Goal:
Check every line below for the string "under", and copy the lines that contain it.

Material provided:
/---

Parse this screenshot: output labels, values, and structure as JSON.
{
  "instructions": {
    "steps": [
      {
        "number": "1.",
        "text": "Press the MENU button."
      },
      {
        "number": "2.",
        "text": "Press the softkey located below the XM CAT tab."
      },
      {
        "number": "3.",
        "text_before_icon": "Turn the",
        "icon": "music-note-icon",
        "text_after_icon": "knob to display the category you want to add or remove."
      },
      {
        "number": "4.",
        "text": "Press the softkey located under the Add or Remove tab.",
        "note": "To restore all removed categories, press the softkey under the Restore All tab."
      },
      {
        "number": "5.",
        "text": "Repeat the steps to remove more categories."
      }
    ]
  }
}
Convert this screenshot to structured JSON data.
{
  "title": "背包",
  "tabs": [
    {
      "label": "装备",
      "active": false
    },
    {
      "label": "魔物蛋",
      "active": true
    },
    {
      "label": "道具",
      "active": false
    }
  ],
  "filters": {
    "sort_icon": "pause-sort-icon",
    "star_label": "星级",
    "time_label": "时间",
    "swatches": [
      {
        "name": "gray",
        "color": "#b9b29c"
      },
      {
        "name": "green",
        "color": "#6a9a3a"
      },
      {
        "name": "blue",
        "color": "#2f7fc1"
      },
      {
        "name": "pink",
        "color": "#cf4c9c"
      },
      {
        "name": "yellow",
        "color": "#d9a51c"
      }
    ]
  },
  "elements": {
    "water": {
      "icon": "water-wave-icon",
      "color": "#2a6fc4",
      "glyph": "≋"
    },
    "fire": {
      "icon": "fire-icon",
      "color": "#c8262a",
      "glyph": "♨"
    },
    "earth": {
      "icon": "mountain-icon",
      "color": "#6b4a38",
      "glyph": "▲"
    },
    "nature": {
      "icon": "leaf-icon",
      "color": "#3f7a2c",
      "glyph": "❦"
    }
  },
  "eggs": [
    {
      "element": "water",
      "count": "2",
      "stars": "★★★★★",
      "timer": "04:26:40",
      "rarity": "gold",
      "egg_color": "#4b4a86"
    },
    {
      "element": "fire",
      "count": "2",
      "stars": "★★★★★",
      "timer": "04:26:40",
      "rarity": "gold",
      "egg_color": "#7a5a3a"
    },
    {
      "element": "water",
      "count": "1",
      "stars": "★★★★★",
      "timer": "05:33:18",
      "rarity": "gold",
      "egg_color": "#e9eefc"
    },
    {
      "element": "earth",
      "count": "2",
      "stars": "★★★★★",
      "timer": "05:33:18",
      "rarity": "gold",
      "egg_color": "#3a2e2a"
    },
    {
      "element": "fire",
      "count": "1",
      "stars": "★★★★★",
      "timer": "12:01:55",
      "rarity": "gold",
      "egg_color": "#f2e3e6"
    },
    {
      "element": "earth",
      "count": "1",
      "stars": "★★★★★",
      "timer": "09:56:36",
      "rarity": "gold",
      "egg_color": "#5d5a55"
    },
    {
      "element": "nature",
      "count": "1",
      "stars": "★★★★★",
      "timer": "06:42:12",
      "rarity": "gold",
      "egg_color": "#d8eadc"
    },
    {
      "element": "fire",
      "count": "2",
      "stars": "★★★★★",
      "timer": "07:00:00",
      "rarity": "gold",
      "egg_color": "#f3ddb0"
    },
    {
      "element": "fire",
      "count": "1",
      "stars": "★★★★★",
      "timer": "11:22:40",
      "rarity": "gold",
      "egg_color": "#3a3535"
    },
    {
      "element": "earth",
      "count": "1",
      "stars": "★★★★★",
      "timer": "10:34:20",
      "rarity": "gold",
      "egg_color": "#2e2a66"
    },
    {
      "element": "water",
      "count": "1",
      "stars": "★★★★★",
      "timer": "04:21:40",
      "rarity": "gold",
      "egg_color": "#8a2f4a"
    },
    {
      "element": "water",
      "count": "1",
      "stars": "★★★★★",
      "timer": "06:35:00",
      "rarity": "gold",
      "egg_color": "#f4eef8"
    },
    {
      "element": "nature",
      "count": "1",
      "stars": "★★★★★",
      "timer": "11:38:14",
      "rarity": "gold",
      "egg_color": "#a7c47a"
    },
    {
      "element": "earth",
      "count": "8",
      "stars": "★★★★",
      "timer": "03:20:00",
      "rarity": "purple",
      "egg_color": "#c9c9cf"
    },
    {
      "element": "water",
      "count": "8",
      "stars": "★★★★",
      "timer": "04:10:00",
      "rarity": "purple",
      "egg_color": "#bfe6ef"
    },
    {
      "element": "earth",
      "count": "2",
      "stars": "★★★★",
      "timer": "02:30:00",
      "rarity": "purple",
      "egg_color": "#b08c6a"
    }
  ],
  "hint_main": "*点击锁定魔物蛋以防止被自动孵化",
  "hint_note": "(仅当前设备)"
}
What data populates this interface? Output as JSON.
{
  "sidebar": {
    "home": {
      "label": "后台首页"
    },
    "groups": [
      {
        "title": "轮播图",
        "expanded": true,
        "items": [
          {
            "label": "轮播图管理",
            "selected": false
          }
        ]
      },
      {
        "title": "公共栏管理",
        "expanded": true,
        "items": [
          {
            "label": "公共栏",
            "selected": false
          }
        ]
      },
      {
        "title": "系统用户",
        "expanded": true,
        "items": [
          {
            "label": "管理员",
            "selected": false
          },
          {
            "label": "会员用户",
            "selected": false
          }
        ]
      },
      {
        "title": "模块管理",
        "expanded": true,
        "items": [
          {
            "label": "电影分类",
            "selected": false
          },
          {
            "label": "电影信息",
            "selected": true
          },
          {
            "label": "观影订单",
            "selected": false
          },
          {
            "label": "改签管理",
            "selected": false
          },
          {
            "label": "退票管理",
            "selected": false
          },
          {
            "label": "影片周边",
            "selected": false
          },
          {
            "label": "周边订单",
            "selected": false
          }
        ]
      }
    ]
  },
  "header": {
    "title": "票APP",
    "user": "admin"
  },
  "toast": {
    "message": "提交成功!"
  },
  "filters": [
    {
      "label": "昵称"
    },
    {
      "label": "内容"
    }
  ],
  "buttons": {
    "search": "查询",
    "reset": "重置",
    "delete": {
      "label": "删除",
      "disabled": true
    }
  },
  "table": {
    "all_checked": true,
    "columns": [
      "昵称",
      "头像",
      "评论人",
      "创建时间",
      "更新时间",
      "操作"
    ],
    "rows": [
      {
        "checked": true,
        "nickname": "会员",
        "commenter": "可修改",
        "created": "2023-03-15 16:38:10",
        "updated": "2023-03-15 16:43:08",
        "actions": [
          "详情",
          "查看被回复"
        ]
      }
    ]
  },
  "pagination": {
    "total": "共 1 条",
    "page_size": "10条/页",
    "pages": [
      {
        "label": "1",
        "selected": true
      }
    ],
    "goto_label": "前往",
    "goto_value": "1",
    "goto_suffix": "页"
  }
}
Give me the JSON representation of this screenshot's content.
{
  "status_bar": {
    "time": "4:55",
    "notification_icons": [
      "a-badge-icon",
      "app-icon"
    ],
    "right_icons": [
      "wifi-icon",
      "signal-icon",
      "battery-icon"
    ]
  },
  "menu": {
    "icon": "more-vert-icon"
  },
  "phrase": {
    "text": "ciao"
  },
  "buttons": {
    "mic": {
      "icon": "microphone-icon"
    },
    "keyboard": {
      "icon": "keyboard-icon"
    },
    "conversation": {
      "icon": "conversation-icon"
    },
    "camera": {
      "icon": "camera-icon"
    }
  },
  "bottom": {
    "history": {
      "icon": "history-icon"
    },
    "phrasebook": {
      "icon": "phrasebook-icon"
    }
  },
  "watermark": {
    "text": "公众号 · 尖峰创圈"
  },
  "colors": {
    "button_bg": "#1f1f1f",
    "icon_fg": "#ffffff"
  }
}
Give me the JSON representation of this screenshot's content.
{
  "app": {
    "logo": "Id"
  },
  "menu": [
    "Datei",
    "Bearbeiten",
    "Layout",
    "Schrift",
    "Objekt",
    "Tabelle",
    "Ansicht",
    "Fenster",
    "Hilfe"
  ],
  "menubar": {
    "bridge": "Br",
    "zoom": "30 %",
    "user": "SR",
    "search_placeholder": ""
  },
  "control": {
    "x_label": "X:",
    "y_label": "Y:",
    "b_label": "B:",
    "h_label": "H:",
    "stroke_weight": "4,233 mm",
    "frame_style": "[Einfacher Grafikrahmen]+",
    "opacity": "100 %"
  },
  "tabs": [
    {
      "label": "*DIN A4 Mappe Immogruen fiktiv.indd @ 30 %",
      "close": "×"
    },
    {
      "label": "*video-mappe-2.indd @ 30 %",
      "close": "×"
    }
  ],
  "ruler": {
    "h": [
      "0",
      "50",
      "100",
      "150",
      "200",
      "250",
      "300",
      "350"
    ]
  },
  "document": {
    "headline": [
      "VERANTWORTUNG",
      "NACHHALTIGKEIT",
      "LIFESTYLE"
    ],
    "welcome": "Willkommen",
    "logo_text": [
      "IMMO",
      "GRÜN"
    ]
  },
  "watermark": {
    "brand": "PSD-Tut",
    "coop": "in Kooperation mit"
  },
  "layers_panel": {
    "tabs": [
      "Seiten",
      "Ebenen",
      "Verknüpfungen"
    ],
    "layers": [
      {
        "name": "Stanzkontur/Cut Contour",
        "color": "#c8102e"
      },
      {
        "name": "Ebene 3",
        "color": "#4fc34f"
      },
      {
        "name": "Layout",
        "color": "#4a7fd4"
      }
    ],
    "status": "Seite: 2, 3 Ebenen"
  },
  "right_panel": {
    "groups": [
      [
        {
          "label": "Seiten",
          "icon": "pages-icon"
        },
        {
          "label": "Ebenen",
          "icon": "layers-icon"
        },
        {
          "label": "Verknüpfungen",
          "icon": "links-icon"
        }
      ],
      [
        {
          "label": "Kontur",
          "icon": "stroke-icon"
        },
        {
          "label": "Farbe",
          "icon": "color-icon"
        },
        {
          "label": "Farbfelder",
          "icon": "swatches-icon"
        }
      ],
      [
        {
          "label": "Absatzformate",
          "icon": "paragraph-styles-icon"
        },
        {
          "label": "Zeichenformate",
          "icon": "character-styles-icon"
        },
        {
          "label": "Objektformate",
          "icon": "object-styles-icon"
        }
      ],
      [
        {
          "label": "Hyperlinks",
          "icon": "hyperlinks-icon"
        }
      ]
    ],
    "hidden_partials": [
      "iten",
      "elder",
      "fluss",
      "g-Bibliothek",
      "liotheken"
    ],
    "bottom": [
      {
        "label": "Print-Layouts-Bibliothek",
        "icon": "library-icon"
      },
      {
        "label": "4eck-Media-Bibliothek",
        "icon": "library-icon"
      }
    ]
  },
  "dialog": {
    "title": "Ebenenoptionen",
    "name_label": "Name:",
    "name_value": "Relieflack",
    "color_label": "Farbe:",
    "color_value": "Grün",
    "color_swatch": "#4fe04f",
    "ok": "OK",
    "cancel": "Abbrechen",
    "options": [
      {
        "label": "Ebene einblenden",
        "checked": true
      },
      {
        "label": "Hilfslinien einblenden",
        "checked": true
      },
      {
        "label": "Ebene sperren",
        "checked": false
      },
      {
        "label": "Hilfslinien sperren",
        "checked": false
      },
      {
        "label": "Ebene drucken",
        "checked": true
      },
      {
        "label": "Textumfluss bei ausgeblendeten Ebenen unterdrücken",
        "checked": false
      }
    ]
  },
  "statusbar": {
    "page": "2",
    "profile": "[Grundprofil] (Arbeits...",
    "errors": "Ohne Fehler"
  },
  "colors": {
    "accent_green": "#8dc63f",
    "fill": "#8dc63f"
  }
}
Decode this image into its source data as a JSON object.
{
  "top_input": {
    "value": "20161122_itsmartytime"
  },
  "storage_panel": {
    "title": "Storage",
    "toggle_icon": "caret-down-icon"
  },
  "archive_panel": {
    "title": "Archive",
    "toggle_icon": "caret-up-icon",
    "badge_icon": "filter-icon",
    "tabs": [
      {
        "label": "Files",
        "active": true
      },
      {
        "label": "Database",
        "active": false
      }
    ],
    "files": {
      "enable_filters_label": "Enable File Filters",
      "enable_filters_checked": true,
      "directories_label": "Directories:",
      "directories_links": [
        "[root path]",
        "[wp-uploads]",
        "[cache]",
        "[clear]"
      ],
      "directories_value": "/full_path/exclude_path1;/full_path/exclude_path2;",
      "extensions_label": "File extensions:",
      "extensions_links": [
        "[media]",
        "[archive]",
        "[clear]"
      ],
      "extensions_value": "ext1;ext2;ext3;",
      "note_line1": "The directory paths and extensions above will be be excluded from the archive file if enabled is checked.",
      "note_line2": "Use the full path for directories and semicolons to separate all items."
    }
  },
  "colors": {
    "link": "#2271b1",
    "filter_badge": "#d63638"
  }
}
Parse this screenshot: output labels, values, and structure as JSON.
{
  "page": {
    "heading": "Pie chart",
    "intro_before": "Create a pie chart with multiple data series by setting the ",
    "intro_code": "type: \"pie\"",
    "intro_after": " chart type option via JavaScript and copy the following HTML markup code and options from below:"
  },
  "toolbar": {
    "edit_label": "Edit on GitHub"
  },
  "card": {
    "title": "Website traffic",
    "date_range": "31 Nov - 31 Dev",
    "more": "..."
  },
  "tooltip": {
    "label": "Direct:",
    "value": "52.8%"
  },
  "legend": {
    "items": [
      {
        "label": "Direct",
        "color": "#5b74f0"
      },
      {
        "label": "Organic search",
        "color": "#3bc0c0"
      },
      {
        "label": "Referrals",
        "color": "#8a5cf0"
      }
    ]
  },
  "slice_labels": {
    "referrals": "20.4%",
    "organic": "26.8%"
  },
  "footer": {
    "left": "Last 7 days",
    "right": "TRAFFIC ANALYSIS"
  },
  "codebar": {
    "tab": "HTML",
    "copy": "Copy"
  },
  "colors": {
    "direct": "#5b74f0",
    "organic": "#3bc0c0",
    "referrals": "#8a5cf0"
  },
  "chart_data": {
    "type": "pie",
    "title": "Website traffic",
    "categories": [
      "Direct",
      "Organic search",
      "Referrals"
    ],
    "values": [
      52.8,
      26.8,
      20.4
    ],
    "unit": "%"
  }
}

\---

Result:
        "text": "Press the softkey located under the Add or Remove tab.",
        "note": "To restore all removed categories, press the softkey under the Restore All tab."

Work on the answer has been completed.